* **GOAL**
Check every line of the entries below for the word "Rakennusfysiikka", and copy the ones that have it.

Records from a data source:
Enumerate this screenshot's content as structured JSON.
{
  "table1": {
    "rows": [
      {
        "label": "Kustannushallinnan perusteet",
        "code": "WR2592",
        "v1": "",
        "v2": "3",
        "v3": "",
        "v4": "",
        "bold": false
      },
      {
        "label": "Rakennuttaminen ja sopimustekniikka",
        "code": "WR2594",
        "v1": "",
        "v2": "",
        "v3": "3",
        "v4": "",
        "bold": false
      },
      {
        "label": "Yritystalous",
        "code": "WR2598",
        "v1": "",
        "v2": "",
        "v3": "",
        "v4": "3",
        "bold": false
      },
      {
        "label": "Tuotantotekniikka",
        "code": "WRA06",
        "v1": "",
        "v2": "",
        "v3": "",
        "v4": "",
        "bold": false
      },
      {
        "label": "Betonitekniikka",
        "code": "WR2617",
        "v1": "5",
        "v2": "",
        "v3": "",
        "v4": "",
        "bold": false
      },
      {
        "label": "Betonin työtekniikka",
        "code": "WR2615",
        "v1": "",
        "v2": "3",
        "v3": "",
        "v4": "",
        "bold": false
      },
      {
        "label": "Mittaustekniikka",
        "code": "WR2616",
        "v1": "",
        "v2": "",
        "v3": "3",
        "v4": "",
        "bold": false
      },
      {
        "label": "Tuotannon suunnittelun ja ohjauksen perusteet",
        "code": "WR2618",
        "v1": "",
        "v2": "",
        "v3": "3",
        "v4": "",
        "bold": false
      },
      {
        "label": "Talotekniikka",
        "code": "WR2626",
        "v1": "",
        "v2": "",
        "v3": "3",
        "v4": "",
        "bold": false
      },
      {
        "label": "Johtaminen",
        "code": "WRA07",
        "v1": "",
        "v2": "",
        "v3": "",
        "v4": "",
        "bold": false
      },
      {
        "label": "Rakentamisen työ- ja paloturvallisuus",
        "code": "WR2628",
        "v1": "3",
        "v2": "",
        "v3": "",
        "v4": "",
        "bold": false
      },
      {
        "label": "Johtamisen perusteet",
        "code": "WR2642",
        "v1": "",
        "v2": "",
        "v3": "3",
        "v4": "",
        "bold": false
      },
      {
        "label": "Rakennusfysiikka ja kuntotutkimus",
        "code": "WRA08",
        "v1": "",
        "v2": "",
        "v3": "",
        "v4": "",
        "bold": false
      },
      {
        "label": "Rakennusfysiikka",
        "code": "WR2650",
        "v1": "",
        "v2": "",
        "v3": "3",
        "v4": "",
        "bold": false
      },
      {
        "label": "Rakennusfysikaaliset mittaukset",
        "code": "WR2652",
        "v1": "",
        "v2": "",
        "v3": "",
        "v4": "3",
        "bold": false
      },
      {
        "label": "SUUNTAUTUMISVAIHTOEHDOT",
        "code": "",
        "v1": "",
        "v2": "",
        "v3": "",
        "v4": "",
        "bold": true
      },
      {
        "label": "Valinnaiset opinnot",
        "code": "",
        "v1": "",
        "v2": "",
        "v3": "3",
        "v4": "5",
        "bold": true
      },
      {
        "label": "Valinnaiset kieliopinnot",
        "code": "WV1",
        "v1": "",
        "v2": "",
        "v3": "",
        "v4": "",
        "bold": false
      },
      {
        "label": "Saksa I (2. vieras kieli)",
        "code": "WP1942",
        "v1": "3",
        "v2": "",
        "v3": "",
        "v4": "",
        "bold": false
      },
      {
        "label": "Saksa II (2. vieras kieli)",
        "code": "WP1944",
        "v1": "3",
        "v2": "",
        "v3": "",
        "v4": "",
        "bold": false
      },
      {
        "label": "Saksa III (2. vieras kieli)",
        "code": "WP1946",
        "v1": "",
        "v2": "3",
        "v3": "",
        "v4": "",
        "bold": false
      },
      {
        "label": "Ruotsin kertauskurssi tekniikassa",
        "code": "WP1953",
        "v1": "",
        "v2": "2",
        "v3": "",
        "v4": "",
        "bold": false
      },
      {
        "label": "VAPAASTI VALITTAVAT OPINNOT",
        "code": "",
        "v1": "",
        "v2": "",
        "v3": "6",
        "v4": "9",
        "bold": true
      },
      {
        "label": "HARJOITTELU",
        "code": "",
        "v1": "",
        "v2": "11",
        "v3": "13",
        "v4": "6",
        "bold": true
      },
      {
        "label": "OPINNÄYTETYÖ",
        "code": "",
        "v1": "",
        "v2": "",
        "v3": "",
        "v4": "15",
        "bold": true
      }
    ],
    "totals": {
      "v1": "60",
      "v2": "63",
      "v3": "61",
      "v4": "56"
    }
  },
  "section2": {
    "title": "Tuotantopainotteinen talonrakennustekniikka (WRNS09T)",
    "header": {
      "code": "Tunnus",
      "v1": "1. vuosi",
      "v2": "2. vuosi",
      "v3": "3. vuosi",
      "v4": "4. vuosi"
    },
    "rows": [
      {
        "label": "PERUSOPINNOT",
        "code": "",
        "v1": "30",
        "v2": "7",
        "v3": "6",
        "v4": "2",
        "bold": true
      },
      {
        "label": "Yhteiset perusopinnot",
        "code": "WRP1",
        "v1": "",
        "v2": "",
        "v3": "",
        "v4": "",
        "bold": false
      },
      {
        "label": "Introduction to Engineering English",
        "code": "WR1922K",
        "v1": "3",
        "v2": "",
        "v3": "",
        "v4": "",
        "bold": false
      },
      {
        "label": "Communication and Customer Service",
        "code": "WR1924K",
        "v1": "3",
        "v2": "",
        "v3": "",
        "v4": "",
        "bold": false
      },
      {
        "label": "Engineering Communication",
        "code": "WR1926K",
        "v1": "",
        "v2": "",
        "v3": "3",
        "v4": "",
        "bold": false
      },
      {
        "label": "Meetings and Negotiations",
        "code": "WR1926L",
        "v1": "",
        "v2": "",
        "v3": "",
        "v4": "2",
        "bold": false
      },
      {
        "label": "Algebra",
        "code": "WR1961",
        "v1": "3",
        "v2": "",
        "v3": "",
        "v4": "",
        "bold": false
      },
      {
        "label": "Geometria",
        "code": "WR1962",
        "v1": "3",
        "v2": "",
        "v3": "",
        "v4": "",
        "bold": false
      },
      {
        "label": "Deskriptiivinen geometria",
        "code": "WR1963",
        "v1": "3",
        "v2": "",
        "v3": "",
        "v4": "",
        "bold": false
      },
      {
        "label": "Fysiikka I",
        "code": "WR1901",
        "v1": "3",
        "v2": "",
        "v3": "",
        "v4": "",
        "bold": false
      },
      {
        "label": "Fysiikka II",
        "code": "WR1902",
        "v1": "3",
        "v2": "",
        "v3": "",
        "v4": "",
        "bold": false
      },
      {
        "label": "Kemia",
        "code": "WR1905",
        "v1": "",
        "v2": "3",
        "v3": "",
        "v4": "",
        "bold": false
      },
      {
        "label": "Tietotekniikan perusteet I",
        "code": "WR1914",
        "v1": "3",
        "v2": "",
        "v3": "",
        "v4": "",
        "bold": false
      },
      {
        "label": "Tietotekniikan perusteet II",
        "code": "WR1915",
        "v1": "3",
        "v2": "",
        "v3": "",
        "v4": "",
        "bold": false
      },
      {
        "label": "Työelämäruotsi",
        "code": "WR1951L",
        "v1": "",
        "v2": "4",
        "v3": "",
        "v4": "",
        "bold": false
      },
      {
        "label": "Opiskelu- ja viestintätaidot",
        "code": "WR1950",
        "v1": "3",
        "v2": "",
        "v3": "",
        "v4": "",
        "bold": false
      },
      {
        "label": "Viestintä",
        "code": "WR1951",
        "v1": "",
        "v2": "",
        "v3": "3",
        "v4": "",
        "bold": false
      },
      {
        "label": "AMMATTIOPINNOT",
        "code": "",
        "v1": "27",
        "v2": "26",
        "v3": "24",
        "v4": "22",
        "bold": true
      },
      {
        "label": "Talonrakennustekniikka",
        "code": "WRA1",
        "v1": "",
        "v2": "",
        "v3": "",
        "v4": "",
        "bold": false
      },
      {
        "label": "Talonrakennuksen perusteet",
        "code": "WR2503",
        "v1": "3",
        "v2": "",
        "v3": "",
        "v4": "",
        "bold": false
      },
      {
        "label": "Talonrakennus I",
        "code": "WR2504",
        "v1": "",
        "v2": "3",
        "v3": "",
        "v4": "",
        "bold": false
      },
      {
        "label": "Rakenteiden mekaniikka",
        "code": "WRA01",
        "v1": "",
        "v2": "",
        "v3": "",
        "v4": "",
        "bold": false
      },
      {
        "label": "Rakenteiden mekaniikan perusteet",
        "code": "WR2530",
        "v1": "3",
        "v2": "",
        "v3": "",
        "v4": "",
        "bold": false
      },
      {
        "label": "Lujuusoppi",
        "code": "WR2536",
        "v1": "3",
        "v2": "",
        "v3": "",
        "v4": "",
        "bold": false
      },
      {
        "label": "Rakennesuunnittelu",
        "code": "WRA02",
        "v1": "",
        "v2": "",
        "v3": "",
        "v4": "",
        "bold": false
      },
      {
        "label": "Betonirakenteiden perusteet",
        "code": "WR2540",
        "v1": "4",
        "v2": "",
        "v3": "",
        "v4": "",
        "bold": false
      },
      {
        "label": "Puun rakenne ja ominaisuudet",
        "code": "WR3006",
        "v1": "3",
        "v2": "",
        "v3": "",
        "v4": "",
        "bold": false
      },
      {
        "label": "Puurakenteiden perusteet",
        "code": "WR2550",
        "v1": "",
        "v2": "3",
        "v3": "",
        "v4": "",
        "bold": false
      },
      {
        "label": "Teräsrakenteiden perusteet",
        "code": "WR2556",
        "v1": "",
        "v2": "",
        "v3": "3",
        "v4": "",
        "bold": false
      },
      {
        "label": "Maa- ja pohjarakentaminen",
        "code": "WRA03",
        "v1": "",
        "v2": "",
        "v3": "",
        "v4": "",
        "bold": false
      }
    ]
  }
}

* **SOLUTION TO THIS PROBLEM**
        "label": "Rakennusfysiikka ja kuntotutkimus",
        "label": "Rakennusfysiikka",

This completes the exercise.